◆ **Exercise**: Exactly as given, repeat all of the entries.

(Data records)
▬▬▬
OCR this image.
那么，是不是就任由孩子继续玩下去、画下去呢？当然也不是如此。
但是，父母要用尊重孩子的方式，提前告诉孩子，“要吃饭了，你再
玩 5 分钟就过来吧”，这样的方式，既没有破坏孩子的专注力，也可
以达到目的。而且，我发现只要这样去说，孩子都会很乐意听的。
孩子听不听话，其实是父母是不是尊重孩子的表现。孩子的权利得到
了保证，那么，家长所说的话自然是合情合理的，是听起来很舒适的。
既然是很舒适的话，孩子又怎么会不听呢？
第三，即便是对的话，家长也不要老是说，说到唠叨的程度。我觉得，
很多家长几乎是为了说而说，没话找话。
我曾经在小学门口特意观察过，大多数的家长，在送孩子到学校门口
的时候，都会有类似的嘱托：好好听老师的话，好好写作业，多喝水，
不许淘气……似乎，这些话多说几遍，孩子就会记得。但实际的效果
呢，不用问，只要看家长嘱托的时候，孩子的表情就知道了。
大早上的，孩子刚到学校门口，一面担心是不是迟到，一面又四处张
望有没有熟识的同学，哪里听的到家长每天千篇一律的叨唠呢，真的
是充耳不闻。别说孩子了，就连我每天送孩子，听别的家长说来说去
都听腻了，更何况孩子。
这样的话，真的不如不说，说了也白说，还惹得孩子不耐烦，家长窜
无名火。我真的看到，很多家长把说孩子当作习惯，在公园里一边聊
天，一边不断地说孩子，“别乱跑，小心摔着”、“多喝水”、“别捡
▬▬▬
◆ **Completed task**:
OCR this image.
那么，是不是就任由孩子继续玩下去、画下去呢？当然也不是如此。
但是，父母要用尊重孩子的方式，提前告诉孩子，“要吃饭了，你再
玩 5 分钟就过来吧”，这样的方式，既没有破坏孩子的专注力，也可
以达到目的。而且，我发现只要这样去说，孩子都会很乐意听的。
孩子听不听话，其实是父母是不是尊重孩子的表现。孩子的权利得到
了保证，那么，家长所说的话自然是合情合理的，是听起来很舒适的。
既然是很舒适的话，孩子又怎么会不听呢？
第三，即便是对的话，家长也不要老是说，说到唠叨的程度。我觉得，
很多家长几乎是为了说而说，没话找话。
我曾经在小学门口特意观察过，大多数的家长，在送孩子到学校门口
的时候，都会有类似的嘱托：好好听老师的话，好好写作业，多喝水，
不许淘气……似乎，这些话多说几遍，孩子就会记得。但实际的效果
呢，不用问，只要看家长嘱托的时候，孩子的表情就知道了。
大早上的，孩子刚到学校门口，一面担心是不是迟到，一面又四处张
望有没有熟识的同学，哪里听的到家长每天千篇一律的叨唠呢，真的
是充耳不闻。别说孩子了，就连我每天送孩子，听别的家长说来说去
都听腻了，更何况孩子。
这样的话，真的不如不说，说了也白说，还惹得孩子不耐烦，家长窜
无名火。我真的看到，很多家长把说孩子当作习惯，在公园里一边聊
天，一边不断地说孩子，“别乱跑，小心摔着”、“多喝水”、“别捡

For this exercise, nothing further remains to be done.